- **Task**: Report back each line of the records that contains the string "Interval".

- **Input**:
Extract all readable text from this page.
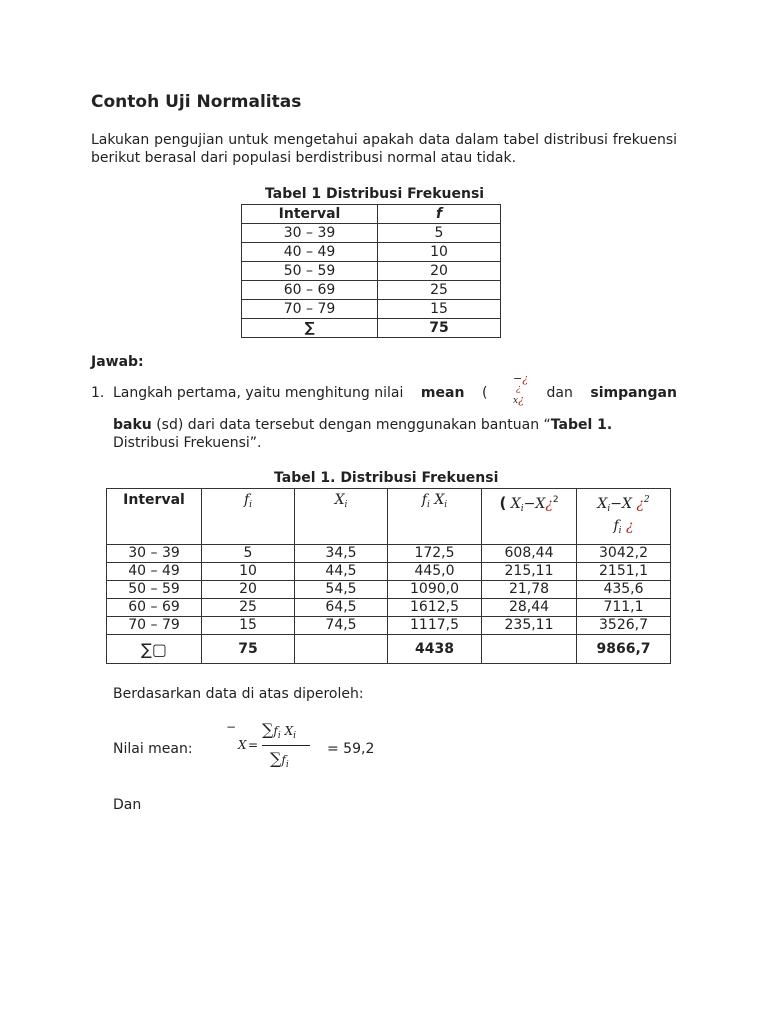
Contoh Uji Normalitas
Lakukan pengujian untuk mengetahui apakah data dalam tabel distribusi frekuensi berikut berasal dari populasi berdistribusi normal atau tidak.
Tabel 1 Distribusi Frekuensi
Interval	f
30 – 39	5
40 – 49	10
50 – 59	20
60 – 69	25
70 – 79	15
∑	75
Jawab:
1. Langkah pertama, yaitu menghitung nilai mean (	dan simpangan
−¿
¿
x¿
baku (sd) dari data tersebut dengan menggunakan bantuan “Tabel 1.
Distribusi Frekuensi”.
Tabel 1. Distribusi Frekuensi
Interval	$f_i$	$X_i$	$f_i$ $X_i$	( $X_i-X¿^2$	$X_i-X$ ¿$^2$
$f_i$ ¿
30 – 39	5	34,5	172,5	608,44	3042,2
40 – 49	10	44,5	445,0	215,11	2151,1
50 – 59	20	54,5	1090,0	21,78	435,6
60 – 69	25	64,5	1612,5	28,44	711,1
70 – 79	15	74,5	1117,5	235,11	3526,7
∑▢	75		4438		9866,7
Berdasarkan data di atas diperoleh:
Nilai mean:
−
X =
$\sum f_i$ $X_i$
$\sum f_i$
= 59,2
Dan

- **Solution to the problem**:
Interval	f
Interval	$f_i$	$X_i$	$f_i$ $X_i$	( $X_i-X¿^2$	$X_i-X$ ¿$^2$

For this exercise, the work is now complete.